/---
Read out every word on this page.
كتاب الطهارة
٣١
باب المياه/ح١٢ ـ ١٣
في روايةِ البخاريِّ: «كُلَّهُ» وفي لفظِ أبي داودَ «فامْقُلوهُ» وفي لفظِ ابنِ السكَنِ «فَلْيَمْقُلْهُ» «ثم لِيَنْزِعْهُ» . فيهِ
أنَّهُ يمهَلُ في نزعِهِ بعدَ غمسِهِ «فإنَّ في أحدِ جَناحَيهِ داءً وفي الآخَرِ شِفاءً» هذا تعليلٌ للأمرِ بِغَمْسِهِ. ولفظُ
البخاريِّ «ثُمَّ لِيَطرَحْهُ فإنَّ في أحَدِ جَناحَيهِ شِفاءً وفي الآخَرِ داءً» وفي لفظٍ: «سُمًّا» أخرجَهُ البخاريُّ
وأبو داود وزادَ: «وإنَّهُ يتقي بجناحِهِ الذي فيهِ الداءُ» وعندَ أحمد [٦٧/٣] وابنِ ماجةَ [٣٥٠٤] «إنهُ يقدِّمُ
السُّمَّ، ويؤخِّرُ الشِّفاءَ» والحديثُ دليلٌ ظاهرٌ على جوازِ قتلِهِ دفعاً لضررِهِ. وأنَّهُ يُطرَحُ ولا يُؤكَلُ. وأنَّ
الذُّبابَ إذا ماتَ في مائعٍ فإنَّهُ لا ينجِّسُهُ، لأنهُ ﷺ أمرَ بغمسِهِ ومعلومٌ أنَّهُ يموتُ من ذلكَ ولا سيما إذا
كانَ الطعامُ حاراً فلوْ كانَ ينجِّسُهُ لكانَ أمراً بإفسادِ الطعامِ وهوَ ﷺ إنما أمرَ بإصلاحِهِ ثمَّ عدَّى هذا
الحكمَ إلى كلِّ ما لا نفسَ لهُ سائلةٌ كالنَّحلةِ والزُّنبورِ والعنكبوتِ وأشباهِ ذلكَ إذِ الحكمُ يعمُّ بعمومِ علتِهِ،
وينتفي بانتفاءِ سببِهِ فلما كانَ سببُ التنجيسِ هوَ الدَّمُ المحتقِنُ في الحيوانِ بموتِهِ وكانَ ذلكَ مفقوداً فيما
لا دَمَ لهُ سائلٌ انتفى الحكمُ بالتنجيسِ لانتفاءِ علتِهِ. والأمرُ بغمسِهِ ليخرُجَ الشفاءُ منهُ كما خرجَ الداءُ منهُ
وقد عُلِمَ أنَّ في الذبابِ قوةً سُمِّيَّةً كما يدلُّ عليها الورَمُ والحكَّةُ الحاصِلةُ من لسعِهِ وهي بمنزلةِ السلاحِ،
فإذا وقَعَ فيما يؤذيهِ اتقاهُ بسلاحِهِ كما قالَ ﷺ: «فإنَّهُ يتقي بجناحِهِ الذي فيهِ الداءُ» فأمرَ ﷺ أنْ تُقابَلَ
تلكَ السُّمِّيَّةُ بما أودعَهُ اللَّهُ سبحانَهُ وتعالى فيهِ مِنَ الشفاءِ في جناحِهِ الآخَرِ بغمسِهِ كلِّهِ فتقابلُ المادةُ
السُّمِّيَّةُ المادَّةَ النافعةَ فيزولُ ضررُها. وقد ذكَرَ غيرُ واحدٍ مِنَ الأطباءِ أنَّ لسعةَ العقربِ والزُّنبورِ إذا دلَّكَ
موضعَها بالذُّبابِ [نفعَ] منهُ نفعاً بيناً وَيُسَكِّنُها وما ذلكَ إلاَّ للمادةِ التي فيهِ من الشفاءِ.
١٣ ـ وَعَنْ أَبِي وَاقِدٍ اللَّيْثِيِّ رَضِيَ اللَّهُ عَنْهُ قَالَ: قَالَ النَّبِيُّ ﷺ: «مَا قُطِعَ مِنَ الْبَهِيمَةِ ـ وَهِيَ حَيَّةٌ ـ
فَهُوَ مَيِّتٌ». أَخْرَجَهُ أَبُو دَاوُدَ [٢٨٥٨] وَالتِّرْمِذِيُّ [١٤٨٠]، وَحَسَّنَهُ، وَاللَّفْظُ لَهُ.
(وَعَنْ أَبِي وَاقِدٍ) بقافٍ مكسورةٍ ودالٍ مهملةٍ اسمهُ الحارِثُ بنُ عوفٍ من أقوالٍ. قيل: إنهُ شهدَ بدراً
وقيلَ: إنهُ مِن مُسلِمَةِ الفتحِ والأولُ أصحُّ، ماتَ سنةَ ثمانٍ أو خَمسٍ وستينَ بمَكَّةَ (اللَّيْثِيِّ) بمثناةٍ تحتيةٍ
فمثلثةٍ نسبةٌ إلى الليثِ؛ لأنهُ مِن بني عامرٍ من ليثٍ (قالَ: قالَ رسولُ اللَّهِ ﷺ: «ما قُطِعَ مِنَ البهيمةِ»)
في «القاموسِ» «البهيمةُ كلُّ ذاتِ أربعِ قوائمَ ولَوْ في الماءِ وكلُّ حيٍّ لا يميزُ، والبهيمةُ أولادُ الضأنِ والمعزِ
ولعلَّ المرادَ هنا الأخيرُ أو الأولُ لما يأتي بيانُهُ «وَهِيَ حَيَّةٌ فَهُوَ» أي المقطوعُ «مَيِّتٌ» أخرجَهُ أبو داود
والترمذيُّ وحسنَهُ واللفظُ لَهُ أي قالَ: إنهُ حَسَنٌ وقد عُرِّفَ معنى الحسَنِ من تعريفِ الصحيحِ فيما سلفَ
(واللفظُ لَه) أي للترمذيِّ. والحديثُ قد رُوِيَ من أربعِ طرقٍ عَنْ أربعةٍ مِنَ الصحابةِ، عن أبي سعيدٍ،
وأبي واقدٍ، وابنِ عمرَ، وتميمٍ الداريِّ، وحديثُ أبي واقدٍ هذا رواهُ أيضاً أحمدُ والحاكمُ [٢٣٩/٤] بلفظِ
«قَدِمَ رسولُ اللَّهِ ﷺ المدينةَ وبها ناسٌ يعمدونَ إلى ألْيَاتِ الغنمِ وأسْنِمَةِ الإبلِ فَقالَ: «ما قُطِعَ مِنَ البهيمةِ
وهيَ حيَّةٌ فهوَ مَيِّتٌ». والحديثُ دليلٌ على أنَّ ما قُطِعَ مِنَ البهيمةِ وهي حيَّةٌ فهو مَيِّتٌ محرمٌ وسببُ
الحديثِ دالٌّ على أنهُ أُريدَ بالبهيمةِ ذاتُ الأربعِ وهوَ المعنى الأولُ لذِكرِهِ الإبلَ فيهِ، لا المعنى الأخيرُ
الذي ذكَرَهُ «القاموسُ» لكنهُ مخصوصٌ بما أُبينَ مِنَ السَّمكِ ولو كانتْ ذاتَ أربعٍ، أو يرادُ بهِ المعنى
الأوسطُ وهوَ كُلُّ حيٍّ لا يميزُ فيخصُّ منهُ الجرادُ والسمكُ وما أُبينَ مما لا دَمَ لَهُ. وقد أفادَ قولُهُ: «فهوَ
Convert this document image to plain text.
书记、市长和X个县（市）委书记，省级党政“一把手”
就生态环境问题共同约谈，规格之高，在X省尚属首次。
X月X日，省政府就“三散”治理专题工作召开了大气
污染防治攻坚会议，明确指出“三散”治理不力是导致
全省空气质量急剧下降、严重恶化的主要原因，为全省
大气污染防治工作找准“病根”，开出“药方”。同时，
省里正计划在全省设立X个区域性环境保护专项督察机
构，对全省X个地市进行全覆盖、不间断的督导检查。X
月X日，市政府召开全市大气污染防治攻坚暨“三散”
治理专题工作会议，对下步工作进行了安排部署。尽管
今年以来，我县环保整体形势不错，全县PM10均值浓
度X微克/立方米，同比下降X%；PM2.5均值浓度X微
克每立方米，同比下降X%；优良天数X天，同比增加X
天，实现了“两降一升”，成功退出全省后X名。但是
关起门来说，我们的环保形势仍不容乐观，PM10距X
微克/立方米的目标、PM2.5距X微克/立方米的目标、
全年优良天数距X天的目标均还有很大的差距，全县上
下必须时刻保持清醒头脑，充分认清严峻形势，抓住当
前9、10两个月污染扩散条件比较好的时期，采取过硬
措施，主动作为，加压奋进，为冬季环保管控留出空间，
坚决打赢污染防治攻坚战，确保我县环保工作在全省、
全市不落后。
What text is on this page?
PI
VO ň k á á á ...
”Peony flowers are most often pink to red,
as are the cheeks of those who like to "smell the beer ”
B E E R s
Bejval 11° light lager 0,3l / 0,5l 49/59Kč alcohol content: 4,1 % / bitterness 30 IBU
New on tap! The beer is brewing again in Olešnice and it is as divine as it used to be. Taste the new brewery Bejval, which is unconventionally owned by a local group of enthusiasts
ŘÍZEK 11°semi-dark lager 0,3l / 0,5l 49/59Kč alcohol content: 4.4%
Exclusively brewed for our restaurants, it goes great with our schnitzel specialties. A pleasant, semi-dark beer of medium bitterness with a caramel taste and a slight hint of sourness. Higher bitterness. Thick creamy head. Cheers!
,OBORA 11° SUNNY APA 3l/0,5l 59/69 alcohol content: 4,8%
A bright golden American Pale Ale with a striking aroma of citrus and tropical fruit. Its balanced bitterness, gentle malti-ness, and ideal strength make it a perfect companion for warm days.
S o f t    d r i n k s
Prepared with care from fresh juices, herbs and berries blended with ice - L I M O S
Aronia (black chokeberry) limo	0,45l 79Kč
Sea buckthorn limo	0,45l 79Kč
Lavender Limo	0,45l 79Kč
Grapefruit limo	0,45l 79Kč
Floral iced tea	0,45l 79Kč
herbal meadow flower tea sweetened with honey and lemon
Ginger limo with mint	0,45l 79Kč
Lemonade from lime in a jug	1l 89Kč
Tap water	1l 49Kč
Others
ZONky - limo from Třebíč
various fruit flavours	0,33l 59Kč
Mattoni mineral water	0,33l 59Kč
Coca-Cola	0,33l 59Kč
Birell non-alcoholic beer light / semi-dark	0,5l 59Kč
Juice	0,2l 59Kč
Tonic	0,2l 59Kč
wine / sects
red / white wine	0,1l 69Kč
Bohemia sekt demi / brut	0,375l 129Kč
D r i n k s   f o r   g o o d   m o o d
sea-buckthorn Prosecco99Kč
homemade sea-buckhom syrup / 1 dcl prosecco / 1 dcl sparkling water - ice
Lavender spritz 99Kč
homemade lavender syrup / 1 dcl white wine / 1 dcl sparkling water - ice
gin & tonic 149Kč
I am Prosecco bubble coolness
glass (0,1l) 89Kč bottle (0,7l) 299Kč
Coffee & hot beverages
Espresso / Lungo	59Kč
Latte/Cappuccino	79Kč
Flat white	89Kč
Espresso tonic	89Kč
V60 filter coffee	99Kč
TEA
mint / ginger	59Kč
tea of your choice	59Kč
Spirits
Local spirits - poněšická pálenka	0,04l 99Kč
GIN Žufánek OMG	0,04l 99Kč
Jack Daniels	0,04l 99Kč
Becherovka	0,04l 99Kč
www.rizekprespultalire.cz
\---
Return each line among the entries that holds the word "الإبل".

#### [Answer]
«قَدِمَ رسولُ اللَّهِ ﷺ المدينةَ وبها ناسٌ يعمدونَ إلى ألْيَاتِ الغنمِ وأسْنِمَةِ الإبلِ فَقالَ: «ما قُطِعَ مِنَ البهيمةِ
الحديثِ دالٌّ على أنهُ أُريدَ بالبهيمةِ ذاتُ الأربعِ وهوَ المعنى الأولُ لذِكرِهِ الإبلَ فيهِ، لا المعنى الأخيرُ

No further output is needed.